A block of data:
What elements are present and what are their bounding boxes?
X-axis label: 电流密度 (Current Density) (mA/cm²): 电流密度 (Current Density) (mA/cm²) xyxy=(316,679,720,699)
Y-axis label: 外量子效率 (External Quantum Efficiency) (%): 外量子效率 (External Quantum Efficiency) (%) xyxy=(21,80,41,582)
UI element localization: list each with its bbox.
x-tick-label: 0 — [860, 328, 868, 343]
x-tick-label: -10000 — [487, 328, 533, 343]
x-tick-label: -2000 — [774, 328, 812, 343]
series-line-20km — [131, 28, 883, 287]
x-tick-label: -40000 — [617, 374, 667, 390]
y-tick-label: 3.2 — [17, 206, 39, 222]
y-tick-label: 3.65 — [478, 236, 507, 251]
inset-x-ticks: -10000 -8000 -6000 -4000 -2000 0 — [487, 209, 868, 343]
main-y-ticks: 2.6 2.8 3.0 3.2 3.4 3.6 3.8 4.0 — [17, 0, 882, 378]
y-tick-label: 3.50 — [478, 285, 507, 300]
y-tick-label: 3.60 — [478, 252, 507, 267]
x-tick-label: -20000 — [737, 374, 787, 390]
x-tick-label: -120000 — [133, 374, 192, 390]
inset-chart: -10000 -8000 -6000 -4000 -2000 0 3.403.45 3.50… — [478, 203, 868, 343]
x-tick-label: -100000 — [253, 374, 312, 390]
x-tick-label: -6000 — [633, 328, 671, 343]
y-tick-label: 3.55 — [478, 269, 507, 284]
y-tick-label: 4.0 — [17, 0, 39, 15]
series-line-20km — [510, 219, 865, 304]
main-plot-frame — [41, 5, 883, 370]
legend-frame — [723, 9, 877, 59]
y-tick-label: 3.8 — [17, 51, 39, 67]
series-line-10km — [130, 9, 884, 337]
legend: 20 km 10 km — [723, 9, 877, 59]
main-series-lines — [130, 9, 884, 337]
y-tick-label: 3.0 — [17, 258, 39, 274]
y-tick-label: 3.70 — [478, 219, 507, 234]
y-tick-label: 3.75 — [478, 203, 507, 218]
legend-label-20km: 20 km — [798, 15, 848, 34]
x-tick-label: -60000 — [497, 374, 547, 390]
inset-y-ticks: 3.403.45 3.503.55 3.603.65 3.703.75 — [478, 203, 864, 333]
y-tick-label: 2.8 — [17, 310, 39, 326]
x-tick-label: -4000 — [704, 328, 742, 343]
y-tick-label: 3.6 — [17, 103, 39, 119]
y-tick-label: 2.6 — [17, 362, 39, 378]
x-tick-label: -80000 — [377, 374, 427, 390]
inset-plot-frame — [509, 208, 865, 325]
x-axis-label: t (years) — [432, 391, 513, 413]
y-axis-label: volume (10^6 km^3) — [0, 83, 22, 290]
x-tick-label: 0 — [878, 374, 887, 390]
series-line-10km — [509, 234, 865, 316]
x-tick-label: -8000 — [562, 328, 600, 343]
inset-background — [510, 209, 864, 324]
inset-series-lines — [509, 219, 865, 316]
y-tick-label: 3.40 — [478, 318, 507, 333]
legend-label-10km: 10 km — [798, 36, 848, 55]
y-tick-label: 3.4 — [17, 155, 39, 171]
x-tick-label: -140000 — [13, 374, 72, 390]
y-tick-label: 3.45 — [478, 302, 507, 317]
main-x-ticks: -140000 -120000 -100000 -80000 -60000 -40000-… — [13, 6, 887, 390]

What is asked: Update all the records above by changing every "x-tick-label" to "x-axis tick label" and leaving everything else unchanged.

Answer to the exercise:
What elements are present and what are their bounding boxes?
X-axis label: 电流密度 (Current Density) (mA/cm²): 电流密度 (Current Density) (mA/cm²) xyxy=(316,679,720,699)
Y-axis label: 外量子效率 (External Quantum Efficiency) (%): 外量子效率 (External Quantum Efficiency) (%) xyxy=(21,80,41,582)
UI element localization: list each with its bbox.
x-axis tick label: 0 — [860, 328, 868, 343]
x-axis tick label: -10000 — [487, 328, 533, 343]
x-axis tick label: -2000 — [774, 328, 812, 343]
series-line-20km — [131, 28, 883, 287]
x-axis tick label: -40000 — [617, 374, 667, 390]
y-tick-label: 3.2 — [17, 206, 39, 222]
y-tick-label: 3.65 — [478, 236, 507, 251]
inset-x-ticks: -10000 -8000 -6000 -4000 -2000 0 — [487, 209, 868, 343]
main-y-ticks: 2.6 2.8 3.0 3.2 3.4 3.6 3.8 4.0 — [17, 0, 882, 378]
y-tick-label: 3.50 — [478, 285, 507, 300]
y-tick-label: 3.60 — [478, 252, 507, 267]
x-axis tick label: -20000 — [737, 374, 787, 390]
x-axis tick label: -120000 — [133, 374, 192, 390]
inset-chart: -10000 -8000 -6000 -4000 -2000 0 3.403.45 3.50… — [478, 203, 868, 343]
x-axis tick label: -100000 — [253, 374, 312, 390]
x-axis tick label: -6000 — [633, 328, 671, 343]
y-tick-label: 3.55 — [478, 269, 507, 284]
y-tick-label: 4.0 — [17, 0, 39, 15]
series-line-20km — [510, 219, 865, 304]
main-plot-frame — [41, 5, 883, 370]
legend-frame — [723, 9, 877, 59]
y-tick-label: 3.8 — [17, 51, 39, 67]
series-line-10km — [130, 9, 884, 337]
legend: 20 km 10 km — [723, 9, 877, 59]
main-series-lines — [130, 9, 884, 337]
y-tick-label: 3.0 — [17, 258, 39, 274]
y-tick-label: 3.70 — [478, 219, 507, 234]
y-tick-label: 3.75 — [478, 203, 507, 218]
legend-label-20km: 20 km — [798, 15, 848, 34]
x-axis tick label: -60000 — [497, 374, 547, 390]
inset-y-ticks: 3.403.45 3.503.55 3.603.65 3.703.75 — [478, 203, 864, 333]
y-tick-label: 2.8 — [17, 310, 39, 326]
x-axis tick label: -4000 — [704, 328, 742, 343]
y-tick-label: 3.6 — [17, 103, 39, 119]
y-tick-label: 2.6 — [17, 362, 39, 378]
x-axis tick label: -80000 — [377, 374, 427, 390]
inset-plot-frame — [509, 208, 865, 325]
x-axis-label: t (years) — [432, 391, 513, 413]
y-axis-label: volume (10^6 km^3) — [0, 83, 22, 290]
x-axis tick label: 0 — [878, 374, 887, 390]
series-line-10km — [509, 234, 865, 316]
x-axis tick label: -8000 — [562, 328, 600, 343]
inset-background — [510, 209, 864, 324]
inset-series-lines — [509, 219, 865, 316]
y-tick-label: 3.40 — [478, 318, 507, 333]
legend-label-10km: 10 km — [798, 36, 848, 55]
y-tick-label: 3.4 — [17, 155, 39, 171]
x-axis tick label: -140000 — [13, 374, 72, 390]
y-tick-label: 3.45 — [478, 302, 507, 317]
main-x-ticks: -140000 -120000 -100000 -80000 -60000 -40000-… — [13, 6, 887, 390]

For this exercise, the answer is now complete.